Goal:
Work through the data line by line, gathering every line that has the word "this".

Dataset excerpts:

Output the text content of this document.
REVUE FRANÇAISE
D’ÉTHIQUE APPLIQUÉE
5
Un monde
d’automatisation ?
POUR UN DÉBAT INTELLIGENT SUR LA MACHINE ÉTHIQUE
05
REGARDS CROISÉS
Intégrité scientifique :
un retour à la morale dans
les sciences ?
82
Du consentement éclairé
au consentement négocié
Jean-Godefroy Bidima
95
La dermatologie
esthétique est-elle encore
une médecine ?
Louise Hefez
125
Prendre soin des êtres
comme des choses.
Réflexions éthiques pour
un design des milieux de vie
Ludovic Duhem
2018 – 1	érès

==

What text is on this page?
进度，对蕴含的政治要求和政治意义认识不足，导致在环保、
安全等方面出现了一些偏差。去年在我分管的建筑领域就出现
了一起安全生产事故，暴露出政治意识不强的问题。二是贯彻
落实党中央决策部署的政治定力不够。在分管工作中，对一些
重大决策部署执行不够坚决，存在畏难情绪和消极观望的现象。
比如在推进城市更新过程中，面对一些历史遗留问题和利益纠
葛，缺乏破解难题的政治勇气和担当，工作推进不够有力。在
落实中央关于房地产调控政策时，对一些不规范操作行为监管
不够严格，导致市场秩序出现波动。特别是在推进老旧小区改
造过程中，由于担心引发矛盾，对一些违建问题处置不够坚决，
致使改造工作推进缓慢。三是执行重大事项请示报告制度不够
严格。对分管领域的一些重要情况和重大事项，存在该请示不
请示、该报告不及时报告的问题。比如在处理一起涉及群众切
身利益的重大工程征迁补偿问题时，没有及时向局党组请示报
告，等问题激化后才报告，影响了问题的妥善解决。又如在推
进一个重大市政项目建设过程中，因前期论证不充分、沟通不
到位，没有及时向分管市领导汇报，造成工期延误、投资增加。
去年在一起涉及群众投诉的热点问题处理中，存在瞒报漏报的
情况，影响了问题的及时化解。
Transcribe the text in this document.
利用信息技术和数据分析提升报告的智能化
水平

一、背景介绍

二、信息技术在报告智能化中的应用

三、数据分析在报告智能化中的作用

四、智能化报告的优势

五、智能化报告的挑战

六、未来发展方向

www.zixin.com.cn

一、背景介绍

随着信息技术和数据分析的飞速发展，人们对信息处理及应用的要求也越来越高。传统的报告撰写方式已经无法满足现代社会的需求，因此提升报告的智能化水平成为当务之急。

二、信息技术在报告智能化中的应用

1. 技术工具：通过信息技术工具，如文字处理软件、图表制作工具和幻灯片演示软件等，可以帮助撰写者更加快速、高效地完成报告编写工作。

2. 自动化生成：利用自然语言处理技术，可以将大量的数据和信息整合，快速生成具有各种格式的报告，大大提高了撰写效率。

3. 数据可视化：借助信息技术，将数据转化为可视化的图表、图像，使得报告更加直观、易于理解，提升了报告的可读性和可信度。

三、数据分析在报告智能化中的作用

Task output:
Output the text content of this document.
What text is on this page?
Transcribe the text in this document.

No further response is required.